*Problem details*. Reproduce the data below in full and exclude every picture.

Data records
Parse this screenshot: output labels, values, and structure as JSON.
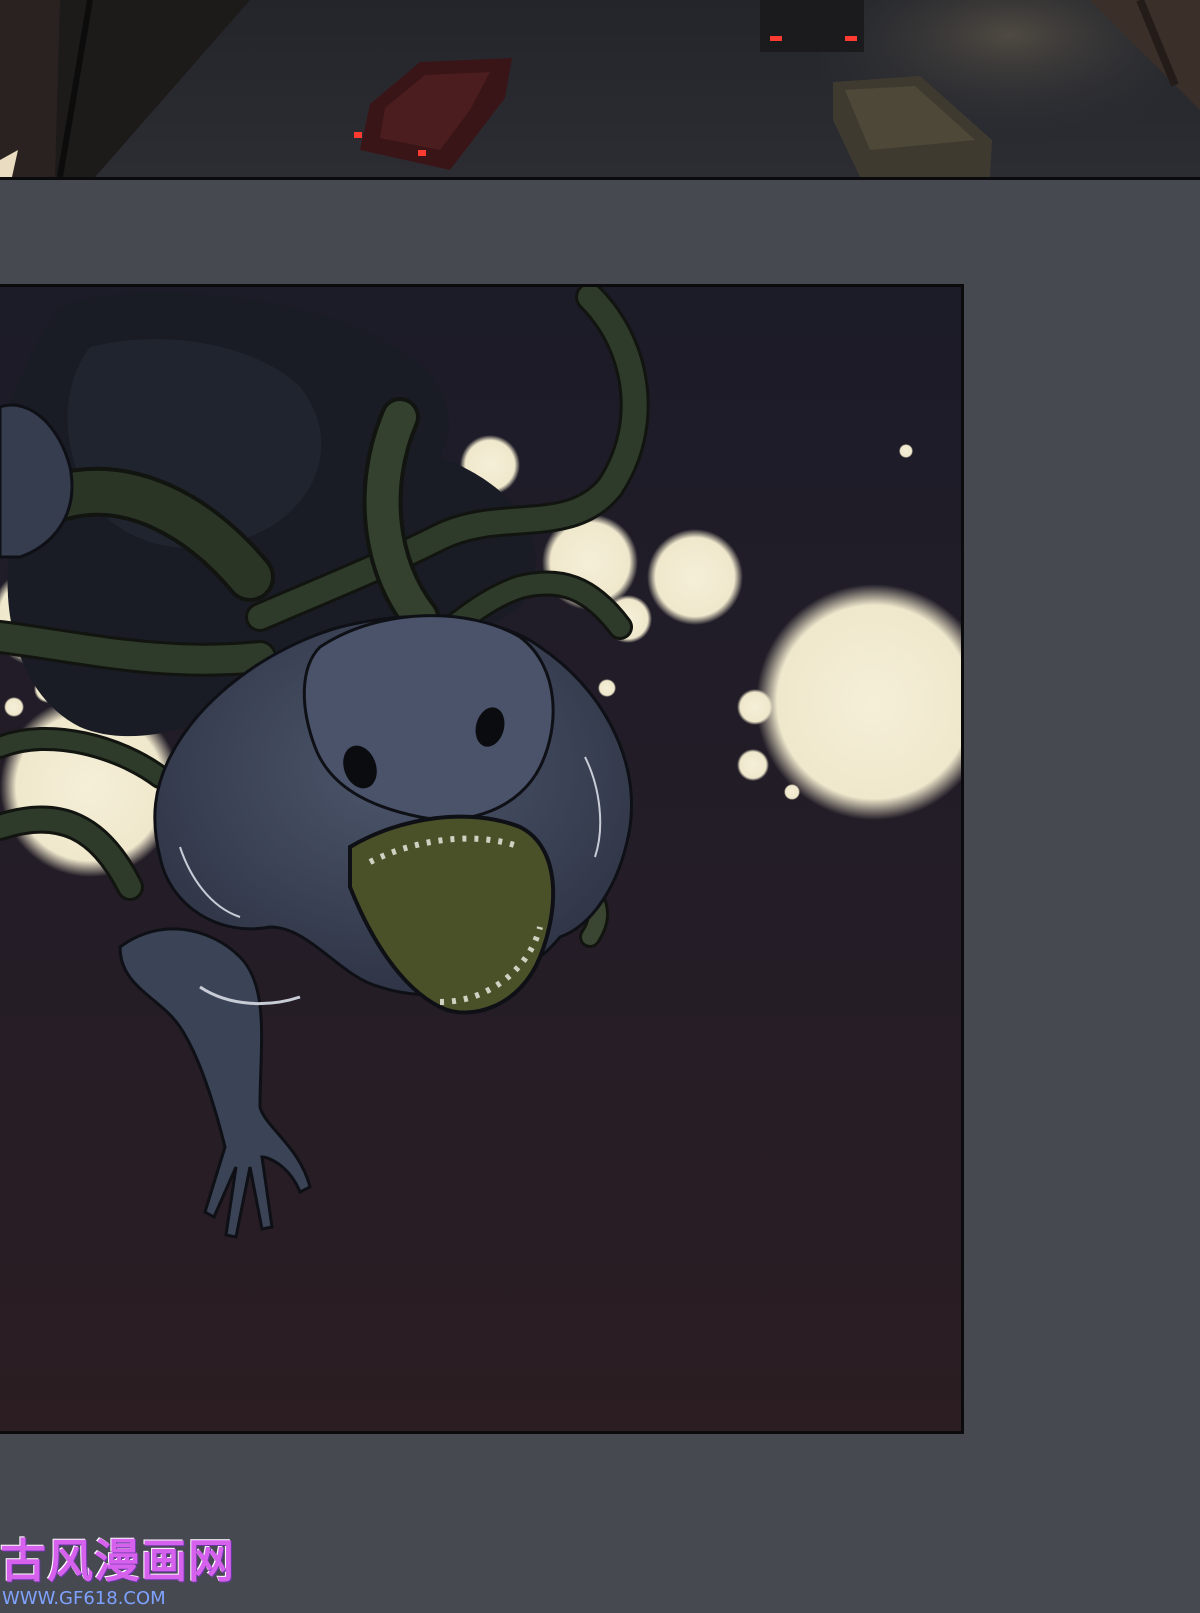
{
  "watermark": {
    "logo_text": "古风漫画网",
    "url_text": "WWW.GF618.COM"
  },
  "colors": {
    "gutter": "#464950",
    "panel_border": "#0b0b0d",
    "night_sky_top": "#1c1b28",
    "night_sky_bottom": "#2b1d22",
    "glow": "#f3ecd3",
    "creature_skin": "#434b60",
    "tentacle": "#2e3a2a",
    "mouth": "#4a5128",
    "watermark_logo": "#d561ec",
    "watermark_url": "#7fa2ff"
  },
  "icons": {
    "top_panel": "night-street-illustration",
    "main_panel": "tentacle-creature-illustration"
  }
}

*Written answer*.
Parse this screenshot: output labels, values, and structure as JSON.
{
  "watermark": {
    "logo_text": "古风漫画网",
    "url_text": "WWW.GF618.COM"
  },
  "colors": {
    "gutter": "#464950",
    "panel_border": "#0b0b0d",
    "night_sky_top": "#1c1b28",
    "night_sky_bottom": "#2b1d22",
    "glow": "#f3ecd3",
    "creature_skin": "#434b60",
    "tentacle": "#2e3a2a",
    "mouth": "#4a5128",
    "watermark_logo": "#d561ec",
    "watermark_url": "#7fa2ff"
  },
  "icons": {
    "top_panel": "night-street-illustration",
    "main_panel": "tentacle-creature-illustration"
  }
}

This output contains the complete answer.